▶ [Exercise material]:
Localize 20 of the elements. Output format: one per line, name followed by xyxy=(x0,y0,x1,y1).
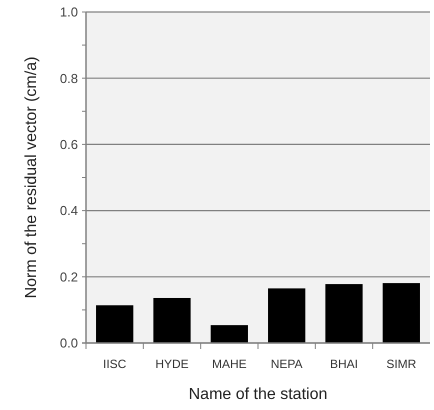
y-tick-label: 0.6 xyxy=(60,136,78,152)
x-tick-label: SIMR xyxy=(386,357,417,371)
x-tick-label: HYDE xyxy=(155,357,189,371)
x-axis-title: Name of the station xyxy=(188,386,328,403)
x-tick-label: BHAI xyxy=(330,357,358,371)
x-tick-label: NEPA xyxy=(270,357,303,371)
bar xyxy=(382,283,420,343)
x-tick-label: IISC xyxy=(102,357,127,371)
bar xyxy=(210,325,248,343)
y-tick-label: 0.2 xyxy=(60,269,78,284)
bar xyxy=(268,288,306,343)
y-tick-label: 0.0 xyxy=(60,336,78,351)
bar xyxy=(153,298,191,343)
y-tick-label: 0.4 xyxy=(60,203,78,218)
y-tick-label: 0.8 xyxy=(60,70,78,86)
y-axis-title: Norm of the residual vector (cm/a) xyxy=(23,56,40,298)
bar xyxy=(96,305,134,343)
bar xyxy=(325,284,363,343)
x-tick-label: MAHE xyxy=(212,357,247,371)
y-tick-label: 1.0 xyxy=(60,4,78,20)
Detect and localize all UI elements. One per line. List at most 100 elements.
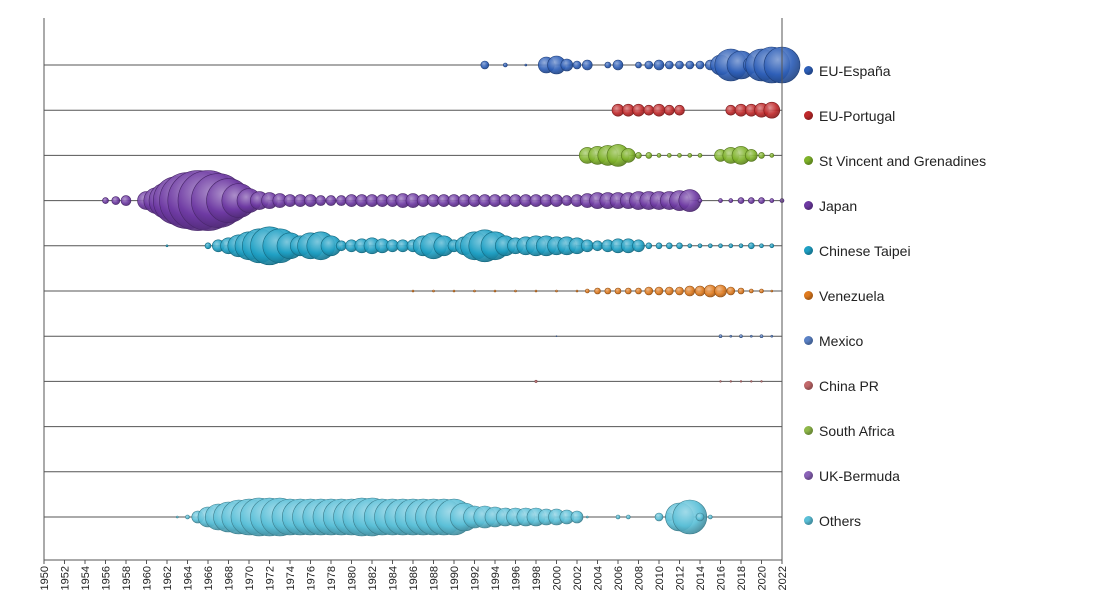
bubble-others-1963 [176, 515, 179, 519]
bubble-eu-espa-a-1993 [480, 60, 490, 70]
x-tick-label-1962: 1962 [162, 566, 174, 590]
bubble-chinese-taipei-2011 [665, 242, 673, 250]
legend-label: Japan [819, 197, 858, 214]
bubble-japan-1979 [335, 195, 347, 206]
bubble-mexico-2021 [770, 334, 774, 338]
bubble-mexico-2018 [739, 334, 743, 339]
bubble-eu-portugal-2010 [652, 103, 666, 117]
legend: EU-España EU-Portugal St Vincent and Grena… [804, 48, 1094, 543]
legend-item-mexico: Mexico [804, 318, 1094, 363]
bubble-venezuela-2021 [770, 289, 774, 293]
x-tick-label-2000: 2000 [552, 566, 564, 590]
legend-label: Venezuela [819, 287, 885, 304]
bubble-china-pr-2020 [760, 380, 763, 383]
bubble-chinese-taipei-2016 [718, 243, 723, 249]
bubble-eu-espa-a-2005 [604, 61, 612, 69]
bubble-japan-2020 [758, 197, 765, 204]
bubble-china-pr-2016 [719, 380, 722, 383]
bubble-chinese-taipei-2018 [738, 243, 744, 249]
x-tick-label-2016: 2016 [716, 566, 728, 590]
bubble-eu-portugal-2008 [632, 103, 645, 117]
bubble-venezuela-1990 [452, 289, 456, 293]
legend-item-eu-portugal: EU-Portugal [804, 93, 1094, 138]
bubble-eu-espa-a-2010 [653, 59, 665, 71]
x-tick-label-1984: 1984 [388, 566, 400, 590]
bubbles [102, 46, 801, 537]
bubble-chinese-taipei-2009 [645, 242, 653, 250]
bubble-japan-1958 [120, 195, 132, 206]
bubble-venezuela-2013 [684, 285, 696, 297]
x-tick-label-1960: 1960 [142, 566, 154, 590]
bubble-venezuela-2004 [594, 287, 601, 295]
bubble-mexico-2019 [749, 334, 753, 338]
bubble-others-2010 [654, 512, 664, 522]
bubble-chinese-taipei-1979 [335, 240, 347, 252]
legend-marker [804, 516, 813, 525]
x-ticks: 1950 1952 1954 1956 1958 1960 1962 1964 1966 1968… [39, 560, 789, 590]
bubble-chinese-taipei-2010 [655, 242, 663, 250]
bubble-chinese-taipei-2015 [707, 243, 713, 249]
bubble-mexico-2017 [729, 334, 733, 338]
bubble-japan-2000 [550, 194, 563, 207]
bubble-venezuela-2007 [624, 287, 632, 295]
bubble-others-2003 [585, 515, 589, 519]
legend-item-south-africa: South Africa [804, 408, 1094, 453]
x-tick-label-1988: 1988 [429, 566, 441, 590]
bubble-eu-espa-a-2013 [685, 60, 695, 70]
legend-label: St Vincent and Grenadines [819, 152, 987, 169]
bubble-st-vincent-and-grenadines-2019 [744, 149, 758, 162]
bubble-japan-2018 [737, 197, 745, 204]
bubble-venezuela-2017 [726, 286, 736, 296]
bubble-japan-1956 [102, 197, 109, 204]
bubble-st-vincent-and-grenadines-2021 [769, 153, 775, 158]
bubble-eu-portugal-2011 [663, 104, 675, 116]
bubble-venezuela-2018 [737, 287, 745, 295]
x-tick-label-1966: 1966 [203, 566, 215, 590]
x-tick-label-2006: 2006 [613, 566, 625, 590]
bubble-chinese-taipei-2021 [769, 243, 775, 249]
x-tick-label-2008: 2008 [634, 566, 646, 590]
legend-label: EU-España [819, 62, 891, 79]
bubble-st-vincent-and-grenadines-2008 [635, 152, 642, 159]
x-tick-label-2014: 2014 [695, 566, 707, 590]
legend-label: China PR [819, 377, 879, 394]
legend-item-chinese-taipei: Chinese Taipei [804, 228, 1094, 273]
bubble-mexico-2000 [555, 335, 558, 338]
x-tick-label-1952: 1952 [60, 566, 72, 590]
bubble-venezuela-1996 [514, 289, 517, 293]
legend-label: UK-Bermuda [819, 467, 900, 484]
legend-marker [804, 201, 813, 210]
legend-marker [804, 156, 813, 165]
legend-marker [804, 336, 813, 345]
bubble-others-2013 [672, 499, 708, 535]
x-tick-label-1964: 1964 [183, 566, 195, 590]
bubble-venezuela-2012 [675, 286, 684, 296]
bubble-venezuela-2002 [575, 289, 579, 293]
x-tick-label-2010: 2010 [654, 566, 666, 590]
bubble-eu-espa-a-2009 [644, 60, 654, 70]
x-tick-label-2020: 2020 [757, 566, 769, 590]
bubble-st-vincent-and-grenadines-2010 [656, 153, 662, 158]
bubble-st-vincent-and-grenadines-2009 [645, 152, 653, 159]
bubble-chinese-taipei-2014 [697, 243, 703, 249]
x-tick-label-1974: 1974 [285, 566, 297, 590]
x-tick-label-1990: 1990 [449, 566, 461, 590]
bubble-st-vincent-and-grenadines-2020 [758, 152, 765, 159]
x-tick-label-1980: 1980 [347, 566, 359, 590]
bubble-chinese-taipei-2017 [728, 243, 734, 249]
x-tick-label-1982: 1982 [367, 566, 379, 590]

▶ [To do]: Reproduce the records above verbatim, beginning at the line that contains "y-tick-label: 0.6 xyxy=(60,136,78,152)" and stopping after the line that contains "x-tick-label: NEPA xyxy=(270,357,303,371)".

▶ [Solution below]:
y-tick-label: 0.6 xyxy=(60,136,78,152)
x-tick-label: SIMR xyxy=(386,357,417,371)
x-tick-label: HYDE xyxy=(155,357,189,371)
x-axis-title: Name of the station xyxy=(188,386,328,403)
x-tick-label: BHAI xyxy=(330,357,358,371)
x-tick-label: NEPA xyxy=(270,357,303,371)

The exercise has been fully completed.